>> start RECORDED DATA

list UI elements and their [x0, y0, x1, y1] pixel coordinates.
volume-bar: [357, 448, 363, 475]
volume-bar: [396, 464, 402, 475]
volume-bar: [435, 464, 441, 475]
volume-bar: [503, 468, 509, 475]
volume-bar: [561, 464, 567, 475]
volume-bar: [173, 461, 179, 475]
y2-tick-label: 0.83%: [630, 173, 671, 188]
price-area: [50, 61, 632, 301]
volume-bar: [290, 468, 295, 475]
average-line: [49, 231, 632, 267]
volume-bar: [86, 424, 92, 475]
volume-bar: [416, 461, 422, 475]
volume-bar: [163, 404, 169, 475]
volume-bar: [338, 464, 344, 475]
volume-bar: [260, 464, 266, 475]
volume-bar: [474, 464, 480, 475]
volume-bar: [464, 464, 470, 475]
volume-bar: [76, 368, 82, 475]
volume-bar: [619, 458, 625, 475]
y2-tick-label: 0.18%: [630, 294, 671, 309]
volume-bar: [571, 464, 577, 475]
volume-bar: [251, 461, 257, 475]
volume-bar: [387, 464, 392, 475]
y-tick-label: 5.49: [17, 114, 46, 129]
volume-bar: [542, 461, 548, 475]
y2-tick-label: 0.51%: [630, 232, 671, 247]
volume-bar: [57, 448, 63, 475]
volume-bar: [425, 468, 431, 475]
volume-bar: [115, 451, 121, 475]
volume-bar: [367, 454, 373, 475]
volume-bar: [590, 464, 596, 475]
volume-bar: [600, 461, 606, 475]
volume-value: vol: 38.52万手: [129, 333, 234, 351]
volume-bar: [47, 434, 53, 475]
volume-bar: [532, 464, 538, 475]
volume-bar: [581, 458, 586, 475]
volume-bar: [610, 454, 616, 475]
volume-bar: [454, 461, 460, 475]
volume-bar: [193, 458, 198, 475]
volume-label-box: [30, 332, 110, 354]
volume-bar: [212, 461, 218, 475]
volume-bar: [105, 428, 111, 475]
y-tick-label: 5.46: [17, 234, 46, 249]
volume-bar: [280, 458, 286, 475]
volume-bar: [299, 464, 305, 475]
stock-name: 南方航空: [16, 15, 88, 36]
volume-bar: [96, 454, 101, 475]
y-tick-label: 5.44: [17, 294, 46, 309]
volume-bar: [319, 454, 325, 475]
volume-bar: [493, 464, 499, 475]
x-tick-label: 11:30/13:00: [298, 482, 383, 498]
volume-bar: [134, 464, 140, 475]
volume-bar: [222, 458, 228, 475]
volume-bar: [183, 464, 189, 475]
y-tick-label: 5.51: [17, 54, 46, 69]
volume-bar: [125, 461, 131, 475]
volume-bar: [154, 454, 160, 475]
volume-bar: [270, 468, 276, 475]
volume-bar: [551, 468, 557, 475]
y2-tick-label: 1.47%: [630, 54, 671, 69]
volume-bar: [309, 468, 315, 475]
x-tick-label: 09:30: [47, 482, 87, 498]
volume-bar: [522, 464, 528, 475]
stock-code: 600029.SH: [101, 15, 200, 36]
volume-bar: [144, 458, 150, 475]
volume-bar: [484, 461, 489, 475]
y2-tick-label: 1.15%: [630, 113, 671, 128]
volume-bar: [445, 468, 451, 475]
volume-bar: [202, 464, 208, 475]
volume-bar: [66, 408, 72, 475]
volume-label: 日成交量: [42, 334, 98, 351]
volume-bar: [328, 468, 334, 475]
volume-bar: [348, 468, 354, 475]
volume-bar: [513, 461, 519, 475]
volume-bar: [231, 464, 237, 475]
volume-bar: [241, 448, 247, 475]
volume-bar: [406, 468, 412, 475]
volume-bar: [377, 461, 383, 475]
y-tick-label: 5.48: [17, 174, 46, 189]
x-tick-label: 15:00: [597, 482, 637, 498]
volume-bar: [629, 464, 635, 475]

>> end RECORDED DATA
>> start RECORDED DATA

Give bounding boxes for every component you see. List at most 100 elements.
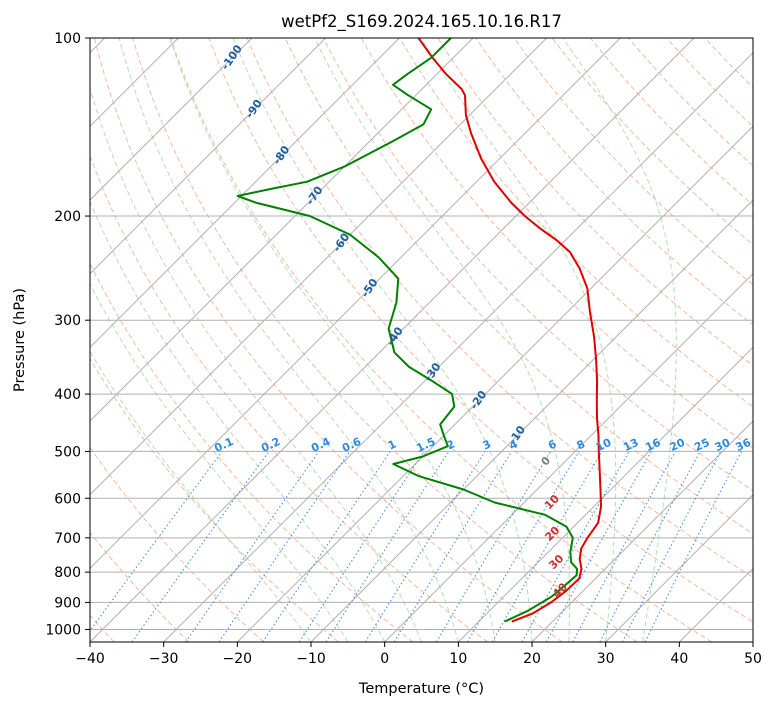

>> end RECORDED DATA

*WRITTEN PROBLEM*.
In the listing, edit the lines from the one containing "list UI elements" down through the one containing "volume-bar: [260, 464, 266, 475]" by replacing "average-line" with "mean-line", leaving everything else unchanged. Return only those lines.

*RESULT OF THE EXERCISE*.
list UI elements and their [x0, y0, x1, y1] pixel coordinates.
volume-bar: [357, 448, 363, 475]
volume-bar: [396, 464, 402, 475]
volume-bar: [435, 464, 441, 475]
volume-bar: [503, 468, 509, 475]
volume-bar: [561, 464, 567, 475]
volume-bar: [173, 461, 179, 475]
y2-tick-label: 0.83%: [630, 173, 671, 188]
price-area: [50, 61, 632, 301]
volume-bar: [290, 468, 295, 475]
mean-line: [49, 231, 632, 267]
volume-bar: [86, 424, 92, 475]
volume-bar: [416, 461, 422, 475]
volume-bar: [163, 404, 169, 475]
volume-bar: [338, 464, 344, 475]
volume-bar: [260, 464, 266, 475]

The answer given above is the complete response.